• Required work:
(a) Answer these questions from the methods text, giving each answer on its own line with the same mark.
(i) How many trials make up the melodic part of the Musical Ear Test?
(ii) Which software was used for preprocessing and all analyses?
(iii) In the standard correction, how much was added to the number of hits and false alarms?
(b) In the methods text, recast the paragraph beginning "The sensitivity index d'" as a short bulleted list that keeps its main facts.

• Text shown:
————

The melodic part of the Musical Ear Test (MET; Wallentin et al., 2010) was administered to assess the musical abilities of the participants in an auditory-only setting. This subtest employs a same–different task (i.e., participants are asked to judge whether two musical phrases are identical or not). There are 52 trials consisting of pairs of melodic piano phrases, each containing 3–8 tones. MET scores have been shown to correlate with results of musical imitation tests typically used in auditions for music conservatories (Wallentin et al., 2010).

Analyses and results


IBM SPSS Statistics for Windows, Version 24, was used for preprocessing and for all analyses. Measures of hits and reaction time were collected from all trials in the experiment, and only responses between 200 ms and 1,000 ms after stimulus onset were included in the analysis (see justification in the Supplementary Materials, Fig. S1). Initial paired-samples t tests showed no significant differences between numbers of correct responses to high and low deviants within each pitch level of each category. Hence, the factor of pitch direction was omitted from the analysis, yielding 40 trials per condition (two pitch levels of MC, MmC, and NVC).

The sensitivity index d' (pronounced ‘d-prime’) was calculated for each participant, each condition, using the formula d’ = Z(hit rate) − Z(false alarm rate) (Green & Swets, 1966). Because hit rates of zero or 100% present a problem to the calculations of Z, we first applied a standard correction that entailed adding 0.5 to the number of hits and false alarms and 1 to the total number of trials within each condition (Hautus, 1995). Ceiling performance was assessed by hit rates, that is, not corrected for false alarms. Data from participants who performed at ceiling level in conditions containing the largest deviant were excluded from the main analyses. As already stated, this was the case for three nonmusicians (all males) and 10 musicians (six males), who responded correctly to 100% of trials in the easiest condition (i.e., matching visual cue to 30 cents deviants). In the case of conditions containing the smallest pitch level (20 cents), only four ceiling performers (musicians, three males; all also performing at ceiling in the easiest condition) were identified and hence excluded from the exploratory individual level analyses focusing on 20 cents deviants only. These analyses are reported in Supplementary Materials. All analyses were performed using d’ as the dependent measure.

Preliminary plotting of the data showed that increases in d’ were associated with decreases in reaction time, indicating that there was no speed–accuracy trade-off. This was also the case in the control block. Control block analyses also revealed significant correlations between performance in the auditory only block and the PDT, and between performance in the auditory-only block and performance in the NVC trials in the experimental blocks (see Supplementary Materials).


The statistical analysis was a two-step process: in the first step, the global experimental effect was assessed with a two-way repeated-measures ANOVA, with condition (matching visual cue [MC], mismatching visual cue [MmC], no visual cue [NVC]) and pitch level (20 cents, 30 cents) as within-subjects factors.

————

• Dataset records:
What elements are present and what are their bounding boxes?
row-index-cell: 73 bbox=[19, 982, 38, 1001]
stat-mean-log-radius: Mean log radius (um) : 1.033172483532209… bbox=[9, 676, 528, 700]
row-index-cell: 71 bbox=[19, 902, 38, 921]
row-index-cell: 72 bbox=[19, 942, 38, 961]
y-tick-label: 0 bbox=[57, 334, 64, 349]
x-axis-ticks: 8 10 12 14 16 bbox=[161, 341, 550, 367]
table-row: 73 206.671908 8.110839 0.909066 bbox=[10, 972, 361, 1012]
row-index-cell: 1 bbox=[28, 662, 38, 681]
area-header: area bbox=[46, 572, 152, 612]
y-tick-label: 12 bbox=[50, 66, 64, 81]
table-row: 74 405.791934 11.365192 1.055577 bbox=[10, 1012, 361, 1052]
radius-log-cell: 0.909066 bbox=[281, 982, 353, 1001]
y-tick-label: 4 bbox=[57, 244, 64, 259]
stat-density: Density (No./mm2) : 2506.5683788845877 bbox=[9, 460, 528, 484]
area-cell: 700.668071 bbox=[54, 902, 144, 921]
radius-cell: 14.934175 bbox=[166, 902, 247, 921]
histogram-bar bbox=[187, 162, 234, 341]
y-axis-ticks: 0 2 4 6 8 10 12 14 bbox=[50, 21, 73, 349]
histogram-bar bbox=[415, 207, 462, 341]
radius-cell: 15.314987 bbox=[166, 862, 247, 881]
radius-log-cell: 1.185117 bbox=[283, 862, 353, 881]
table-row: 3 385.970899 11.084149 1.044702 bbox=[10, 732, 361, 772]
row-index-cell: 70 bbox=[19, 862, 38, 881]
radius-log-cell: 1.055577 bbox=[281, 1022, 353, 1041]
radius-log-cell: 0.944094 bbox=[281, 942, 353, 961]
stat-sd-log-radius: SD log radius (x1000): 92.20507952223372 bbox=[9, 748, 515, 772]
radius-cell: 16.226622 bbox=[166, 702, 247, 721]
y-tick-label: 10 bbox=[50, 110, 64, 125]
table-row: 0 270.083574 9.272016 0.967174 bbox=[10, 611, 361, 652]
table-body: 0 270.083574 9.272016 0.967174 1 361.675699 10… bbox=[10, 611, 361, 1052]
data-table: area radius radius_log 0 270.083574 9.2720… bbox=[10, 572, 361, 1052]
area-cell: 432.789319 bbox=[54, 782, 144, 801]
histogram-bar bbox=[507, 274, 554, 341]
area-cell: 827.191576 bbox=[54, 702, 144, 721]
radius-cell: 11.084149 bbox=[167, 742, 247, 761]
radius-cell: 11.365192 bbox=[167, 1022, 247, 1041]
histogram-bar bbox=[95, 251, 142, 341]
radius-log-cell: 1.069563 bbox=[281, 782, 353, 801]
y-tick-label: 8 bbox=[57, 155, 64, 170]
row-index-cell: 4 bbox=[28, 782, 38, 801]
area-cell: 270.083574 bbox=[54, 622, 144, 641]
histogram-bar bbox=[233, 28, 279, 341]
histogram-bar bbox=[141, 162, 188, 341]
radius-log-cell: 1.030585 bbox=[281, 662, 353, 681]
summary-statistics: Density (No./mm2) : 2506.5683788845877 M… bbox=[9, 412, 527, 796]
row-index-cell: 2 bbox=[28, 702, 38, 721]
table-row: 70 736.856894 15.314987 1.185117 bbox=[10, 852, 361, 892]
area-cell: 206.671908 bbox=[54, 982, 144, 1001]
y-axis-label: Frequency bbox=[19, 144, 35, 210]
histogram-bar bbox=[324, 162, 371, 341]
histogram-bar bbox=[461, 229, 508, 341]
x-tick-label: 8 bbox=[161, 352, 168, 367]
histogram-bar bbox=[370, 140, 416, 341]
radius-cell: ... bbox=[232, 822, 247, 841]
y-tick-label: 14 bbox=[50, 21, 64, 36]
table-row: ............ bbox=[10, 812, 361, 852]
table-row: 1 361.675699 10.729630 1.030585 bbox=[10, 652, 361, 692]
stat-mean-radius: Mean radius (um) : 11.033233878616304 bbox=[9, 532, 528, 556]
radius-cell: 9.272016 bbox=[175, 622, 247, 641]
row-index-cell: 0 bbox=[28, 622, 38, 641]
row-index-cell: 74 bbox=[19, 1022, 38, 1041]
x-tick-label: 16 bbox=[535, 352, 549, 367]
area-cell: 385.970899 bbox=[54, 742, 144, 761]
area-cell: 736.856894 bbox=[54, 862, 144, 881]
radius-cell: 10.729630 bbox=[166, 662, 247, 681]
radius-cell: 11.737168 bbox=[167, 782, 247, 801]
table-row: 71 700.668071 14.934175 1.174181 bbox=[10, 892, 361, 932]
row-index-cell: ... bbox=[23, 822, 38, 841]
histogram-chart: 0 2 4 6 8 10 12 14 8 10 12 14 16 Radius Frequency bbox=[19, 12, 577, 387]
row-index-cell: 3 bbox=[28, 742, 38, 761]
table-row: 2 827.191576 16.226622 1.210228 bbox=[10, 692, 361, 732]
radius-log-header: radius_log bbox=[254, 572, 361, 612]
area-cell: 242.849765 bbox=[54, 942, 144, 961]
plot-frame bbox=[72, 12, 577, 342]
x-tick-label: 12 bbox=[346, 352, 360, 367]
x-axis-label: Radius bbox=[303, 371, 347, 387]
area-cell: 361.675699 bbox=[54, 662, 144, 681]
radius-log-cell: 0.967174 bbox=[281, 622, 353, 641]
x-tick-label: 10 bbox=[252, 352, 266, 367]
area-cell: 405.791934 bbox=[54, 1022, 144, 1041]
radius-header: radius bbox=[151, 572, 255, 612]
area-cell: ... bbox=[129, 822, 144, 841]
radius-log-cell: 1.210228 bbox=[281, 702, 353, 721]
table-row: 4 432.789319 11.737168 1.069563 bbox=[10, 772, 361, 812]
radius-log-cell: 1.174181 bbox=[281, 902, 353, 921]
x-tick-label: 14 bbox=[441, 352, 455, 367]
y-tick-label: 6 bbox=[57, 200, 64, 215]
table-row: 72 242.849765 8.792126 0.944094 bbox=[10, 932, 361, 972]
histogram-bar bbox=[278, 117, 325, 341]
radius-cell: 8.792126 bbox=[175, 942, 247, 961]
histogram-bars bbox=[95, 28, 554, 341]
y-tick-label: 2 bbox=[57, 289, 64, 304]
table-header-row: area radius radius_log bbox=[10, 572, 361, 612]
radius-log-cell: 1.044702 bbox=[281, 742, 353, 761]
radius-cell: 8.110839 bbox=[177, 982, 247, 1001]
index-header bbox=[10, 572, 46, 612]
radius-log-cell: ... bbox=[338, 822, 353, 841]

————

• Solutions:
(a)
(i) 52 trials
(ii) IBM SPSS Statistics for Windows, Version 24
(iii) 0.5

(b)
- d' was calculated for each participant and each condition as Z(hit rate) − Z(false alarm rate) (Green & Swets, 1966).
- Because hit rates of zero or 100% cause problems for the Z calculation, 0.5 was added to the number of hits and false alarms, and 1 to the total number of trials in each condition (Hautus, 1995).
- Ceiling performance was assessed by hit rates that were not corrected for false alarms.
- Ceiling performers in the conditions with the largest deviant were excluded from the main analyses. These were three nonmusicians and 10 musicians who were 100% correct in the easiest condition (matching visual cue, 30 cents).
- For the 20-cent conditions, four musicians performed at ceiling and were excluded from the exploratory individual-level analyses, which are reported in the Supplementary Materials.
- d' was the dependent measure in all analyses.